— TASK OBJECTIVE —
Write out each record again exactly as it stands.

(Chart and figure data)

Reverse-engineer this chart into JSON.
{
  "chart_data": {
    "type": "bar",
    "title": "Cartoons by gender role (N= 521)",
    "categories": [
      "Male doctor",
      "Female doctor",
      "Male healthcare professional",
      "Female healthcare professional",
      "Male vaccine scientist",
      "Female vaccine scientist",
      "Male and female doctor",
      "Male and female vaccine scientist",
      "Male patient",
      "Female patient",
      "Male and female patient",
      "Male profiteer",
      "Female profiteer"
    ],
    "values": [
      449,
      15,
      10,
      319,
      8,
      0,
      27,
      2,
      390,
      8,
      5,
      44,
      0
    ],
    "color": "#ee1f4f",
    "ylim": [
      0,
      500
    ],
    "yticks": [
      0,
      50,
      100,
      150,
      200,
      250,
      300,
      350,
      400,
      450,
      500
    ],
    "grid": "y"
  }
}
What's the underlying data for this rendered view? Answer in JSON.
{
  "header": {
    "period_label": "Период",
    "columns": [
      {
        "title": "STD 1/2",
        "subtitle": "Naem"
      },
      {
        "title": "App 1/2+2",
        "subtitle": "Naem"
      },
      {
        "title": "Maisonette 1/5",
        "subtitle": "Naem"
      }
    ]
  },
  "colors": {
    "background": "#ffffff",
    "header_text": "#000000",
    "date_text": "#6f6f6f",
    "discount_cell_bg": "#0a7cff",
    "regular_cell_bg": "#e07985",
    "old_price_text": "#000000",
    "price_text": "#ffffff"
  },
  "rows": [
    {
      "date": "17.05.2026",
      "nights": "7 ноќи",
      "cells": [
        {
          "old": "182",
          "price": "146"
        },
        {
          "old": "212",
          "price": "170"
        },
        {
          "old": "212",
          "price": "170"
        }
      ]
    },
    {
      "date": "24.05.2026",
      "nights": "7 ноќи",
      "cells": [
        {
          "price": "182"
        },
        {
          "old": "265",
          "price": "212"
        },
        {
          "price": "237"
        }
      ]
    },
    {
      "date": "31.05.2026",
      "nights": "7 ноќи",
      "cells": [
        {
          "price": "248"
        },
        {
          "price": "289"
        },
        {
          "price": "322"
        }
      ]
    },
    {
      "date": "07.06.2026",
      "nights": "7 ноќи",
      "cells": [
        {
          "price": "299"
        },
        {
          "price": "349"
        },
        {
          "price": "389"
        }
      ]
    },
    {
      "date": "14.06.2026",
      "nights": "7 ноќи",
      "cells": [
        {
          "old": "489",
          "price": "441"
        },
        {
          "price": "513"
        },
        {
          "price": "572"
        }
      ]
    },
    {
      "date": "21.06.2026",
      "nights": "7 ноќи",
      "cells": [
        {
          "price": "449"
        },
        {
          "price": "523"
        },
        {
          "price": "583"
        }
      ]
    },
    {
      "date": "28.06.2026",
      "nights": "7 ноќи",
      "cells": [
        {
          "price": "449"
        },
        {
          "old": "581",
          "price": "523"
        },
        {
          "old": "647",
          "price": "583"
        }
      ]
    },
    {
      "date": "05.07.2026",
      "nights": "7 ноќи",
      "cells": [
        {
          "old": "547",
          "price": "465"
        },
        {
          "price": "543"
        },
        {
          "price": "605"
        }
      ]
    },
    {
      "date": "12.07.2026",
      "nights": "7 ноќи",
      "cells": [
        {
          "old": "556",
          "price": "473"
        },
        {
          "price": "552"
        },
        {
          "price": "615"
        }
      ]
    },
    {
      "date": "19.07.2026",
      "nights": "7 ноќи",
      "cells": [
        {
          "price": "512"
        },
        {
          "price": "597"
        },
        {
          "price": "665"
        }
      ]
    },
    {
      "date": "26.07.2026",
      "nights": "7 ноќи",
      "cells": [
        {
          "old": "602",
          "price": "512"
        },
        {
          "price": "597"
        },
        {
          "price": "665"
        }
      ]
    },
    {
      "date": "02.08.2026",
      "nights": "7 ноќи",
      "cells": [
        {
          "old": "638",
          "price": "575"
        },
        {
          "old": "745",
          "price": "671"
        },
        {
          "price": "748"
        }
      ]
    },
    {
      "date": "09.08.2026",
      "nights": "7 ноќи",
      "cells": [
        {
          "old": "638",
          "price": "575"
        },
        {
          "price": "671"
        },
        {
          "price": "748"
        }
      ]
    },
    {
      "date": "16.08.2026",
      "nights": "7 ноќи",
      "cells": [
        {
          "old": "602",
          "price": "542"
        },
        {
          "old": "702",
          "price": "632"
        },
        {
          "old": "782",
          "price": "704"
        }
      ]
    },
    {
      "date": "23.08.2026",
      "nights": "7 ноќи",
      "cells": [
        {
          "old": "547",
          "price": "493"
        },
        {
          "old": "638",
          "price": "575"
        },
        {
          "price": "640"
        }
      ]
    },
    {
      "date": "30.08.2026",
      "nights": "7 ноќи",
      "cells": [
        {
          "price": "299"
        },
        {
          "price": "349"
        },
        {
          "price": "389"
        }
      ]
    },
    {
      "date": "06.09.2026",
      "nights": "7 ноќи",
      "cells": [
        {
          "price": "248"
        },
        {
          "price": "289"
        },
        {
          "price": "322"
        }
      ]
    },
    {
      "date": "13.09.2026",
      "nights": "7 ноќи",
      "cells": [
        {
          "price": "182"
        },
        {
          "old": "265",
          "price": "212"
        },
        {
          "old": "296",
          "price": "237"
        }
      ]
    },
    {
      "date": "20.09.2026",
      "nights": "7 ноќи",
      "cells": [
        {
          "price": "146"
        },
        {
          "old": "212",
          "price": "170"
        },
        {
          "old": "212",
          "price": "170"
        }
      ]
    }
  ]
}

— ANSWER TO THE TASK —
Reverse-engineer this chart into JSON.
{
  "chart_data": {
    "type": "bar",
    "title": "Cartoons by gender role (N= 521)",
    "categories": [
      "Male doctor",
      "Female doctor",
      "Male healthcare professional",
      "Female healthcare professional",
      "Male vaccine scientist",
      "Female vaccine scientist",
      "Male and female doctor",
      "Male and female vaccine scientist",
      "Male patient",
      "Female patient",
      "Male and female patient",
      "Male profiteer",
      "Female profiteer"
    ],
    "values": [
      449,
      15,
      10,
      319,
      8,
      0,
      27,
      2,
      390,
      8,
      5,
      44,
      0
    ],
    "color": "#ee1f4f",
    "ylim": [
      0,
      500
    ],
    "yticks": [
      0,
      50,
      100,
      150,
      200,
      250,
      300,
      350,
      400,
      450,
      500
    ],
    "grid": "y"
  }
}
What's the underlying data for this rendered view? Answer in JSON.
{
  "header": {
    "period_label": "Период",
    "columns": [
      {
        "title": "STD 1/2",
        "subtitle": "Naem"
      },
      {
        "title": "App 1/2+2",
        "subtitle": "Naem"
      },
      {
        "title": "Maisonette 1/5",
        "subtitle": "Naem"
      }
    ]
  },
  "colors": {
    "background": "#ffffff",
    "header_text": "#000000",
    "date_text": "#6f6f6f",
    "discount_cell_bg": "#0a7cff",
    "regular_cell_bg": "#e07985",
    "old_price_text": "#000000",
    "price_text": "#ffffff"
  },
  "rows": [
    {
      "date": "17.05.2026",
      "nights": "7 ноќи",
      "cells": [
        {
          "old": "182",
          "price": "146"
        },
        {
          "old": "212",
          "price": "170"
        },
        {
          "old": "212",
          "price": "170"
        }
      ]
    },
    {
      "date": "24.05.2026",
      "nights": "7 ноќи",
      "cells": [
        {
          "price": "182"
        },
        {
          "old": "265",
          "price": "212"
        },
        {
          "price": "237"
        }
      ]
    },
    {
      "date": "31.05.2026",
      "nights": "7 ноќи",
      "cells": [
        {
          "price": "248"
        },
        {
          "price": "289"
        },
        {
          "price": "322"
        }
      ]
    },
    {
      "date": "07.06.2026",
      "nights": "7 ноќи",
      "cells": [
        {
          "price": "299"
        },
        {
          "price": "349"
        },
        {
          "price": "389"
        }
      ]
    },
    {
      "date": "14.06.2026",
      "nights": "7 ноќи",
      "cells": [
        {
          "old": "489",
          "price": "441"
        },
        {
          "price": "513"
        },
        {
          "price": "572"
        }
      ]
    },
    {
      "date": "21.06.2026",
      "nights": "7 ноќи",
      "cells": [
        {
          "price": "449"
        },
        {
          "price": "523"
        },
        {
          "price": "583"
        }
      ]
    },
    {
      "date": "28.06.2026",
      "nights": "7 ноќи",
      "cells": [
        {
          "price": "449"
        },
        {
          "old": "581",
          "price": "523"
        },
        {
          "old": "647",
          "price": "583"
        }
      ]
    },
    {
      "date": "05.07.2026",
      "nights": "7 ноќи",
      "cells": [
        {
          "old": "547",
          "price": "465"
        },
        {
          "price": "543"
        },
        {
          "price": "605"
        }
      ]
    },
    {
      "date": "12.07.2026",
      "nights": "7 ноќи",
      "cells": [
        {
          "old": "556",
          "price": "473"
        },
        {
          "price": "552"
        },
        {
          "price": "615"
        }
      ]
    },
    {
      "date": "19.07.2026",
      "nights": "7 ноќи",
      "cells": [
        {
          "price": "512"
        },
        {
          "price": "597"
        },
        {
          "price": "665"
        }
      ]
    },
    {
      "date": "26.07.2026",
      "nights": "7 ноќи",
      "cells": [
        {
          "old": "602",
          "price": "512"
        },
        {
          "price": "597"
        },
        {
          "price": "665"
        }
      ]
    },
    {
      "date": "02.08.2026",
      "nights": "7 ноќи",
      "cells": [
        {
          "old": "638",
          "price": "575"
        },
        {
          "old": "745",
          "price": "671"
        },
        {
          "price": "748"
        }
      ]
    },
    {
      "date": "09.08.2026",
      "nights": "7 ноќи",
      "cells": [
        {
          "old": "638",
          "price": "575"
        },
        {
          "price": "671"
        },
        {
          "price": "748"
        }
      ]
    },
    {
      "date": "16.08.2026",
      "nights": "7 ноќи",
      "cells": [
        {
          "old": "602",
          "price": "542"
        },
        {
          "old": "702",
          "price": "632"
        },
        {
          "old": "782",
          "price": "704"
        }
      ]
    },
    {
      "date": "23.08.2026",
      "nights": "7 ноќи",
      "cells": [
        {
          "old": "547",
          "price": "493"
        },
        {
          "old": "638",
          "price": "575"
        },
        {
          "price": "640"
        }
      ]
    },
    {
      "date": "30.08.2026",
      "nights": "7 ноќи",
      "cells": [
        {
          "price": "299"
        },
        {
          "price": "349"
        },
        {
          "price": "389"
        }
      ]
    },
    {
      "date": "06.09.2026",
      "nights": "7 ноќи",
      "cells": [
        {
          "price": "248"
        },
        {
          "price": "289"
        },
        {
          "price": "322"
        }
      ]
    },
    {
      "date": "13.09.2026",
      "nights": "7 ноќи",
      "cells": [
        {
          "price": "182"
        },
        {
          "old": "265",
          "price": "212"
        },
        {
          "old": "296",
          "price": "237"
        }
      ]
    },
    {
      "date": "20.09.2026",
      "nights": "7 ноќи",
      "cells": [
        {
          "price": "146"
        },
        {
          "old": "212",
          "price": "170"
        },
        {
          "old": "212",
          "price": "170"
        }
      ]
    }
  ]
}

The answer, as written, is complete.